### Exercise
Print the complete set of entries exactly.

[Dataset entries]
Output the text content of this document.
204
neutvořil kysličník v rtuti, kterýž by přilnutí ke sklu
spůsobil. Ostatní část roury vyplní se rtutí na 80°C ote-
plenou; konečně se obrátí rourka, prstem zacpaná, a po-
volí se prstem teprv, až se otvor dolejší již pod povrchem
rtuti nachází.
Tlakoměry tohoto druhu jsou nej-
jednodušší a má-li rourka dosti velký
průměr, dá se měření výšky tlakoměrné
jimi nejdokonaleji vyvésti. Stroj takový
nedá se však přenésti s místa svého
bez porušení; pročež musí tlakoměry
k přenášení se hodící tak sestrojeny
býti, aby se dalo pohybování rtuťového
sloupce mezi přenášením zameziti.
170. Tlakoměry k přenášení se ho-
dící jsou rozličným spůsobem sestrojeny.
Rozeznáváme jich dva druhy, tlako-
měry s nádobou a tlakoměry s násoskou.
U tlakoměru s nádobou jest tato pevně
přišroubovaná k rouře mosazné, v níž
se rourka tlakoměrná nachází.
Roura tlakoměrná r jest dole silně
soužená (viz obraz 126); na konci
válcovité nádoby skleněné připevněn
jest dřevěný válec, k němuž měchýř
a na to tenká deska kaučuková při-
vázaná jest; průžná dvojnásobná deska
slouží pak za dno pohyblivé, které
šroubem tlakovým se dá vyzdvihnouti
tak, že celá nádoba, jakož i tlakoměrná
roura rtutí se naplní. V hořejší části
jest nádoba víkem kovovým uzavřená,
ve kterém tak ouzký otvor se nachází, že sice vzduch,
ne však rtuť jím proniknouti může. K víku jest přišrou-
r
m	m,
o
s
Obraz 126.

### Output for this exercise
Output the text content of this document.
204
neutvořil kysličník v rtuti, kterýž by přilnutí ke sklu
spůsobil. Ostatní část roury vyplní se rtutí na 80°C ote-
plenou; konečně se obrátí rourka, prstem zacpaná, a po-
volí se prstem teprv, až se otvor dolejší již pod povrchem
rtuti nachází.
Tlakoměry tohoto druhu jsou nej-
jednodušší a má-li rourka dosti velký
průměr, dá se měření výšky tlakoměrné
jimi nejdokonaleji vyvésti. Stroj takový
nedá se však přenésti s místa svého
bez porušení; pročež musí tlakoměry
k přenášení se hodící tak sestrojeny
býti, aby se dalo pohybování rtuťového
sloupce mezi přenášením zameziti.
170. Tlakoměry k přenášení se ho-
dící jsou rozličným spůsobem sestrojeny.
Rozeznáváme jich dva druhy, tlako-
měry s nádobou a tlakoměry s násoskou.
U tlakoměru s nádobou jest tato pevně
přišroubovaná k rouře mosazné, v níž
se rourka tlakoměrná nachází.
Roura tlakoměrná r jest dole silně
soužená (viz obraz 126); na konci
válcovité nádoby skleněné připevněn
jest dřevěný válec, k němuž měchýř
a na to tenká deska kaučuková při-
vázaná jest; průžná dvojnásobná deska
slouží pak za dno pohyblivé, které
šroubem tlakovým se dá vyzdvihnouti
tak, že celá nádoba, jakož i tlakoměrná
roura rtutí se naplní. V hořejší části
jest nádoba víkem kovovým uzavřená,
ve kterém tak ouzký otvor se nachází, že sice vzduch,
ne však rtuť jím proniknouti může. K víku jest přišrou-
r
m	m,
o
s
Obraz 126.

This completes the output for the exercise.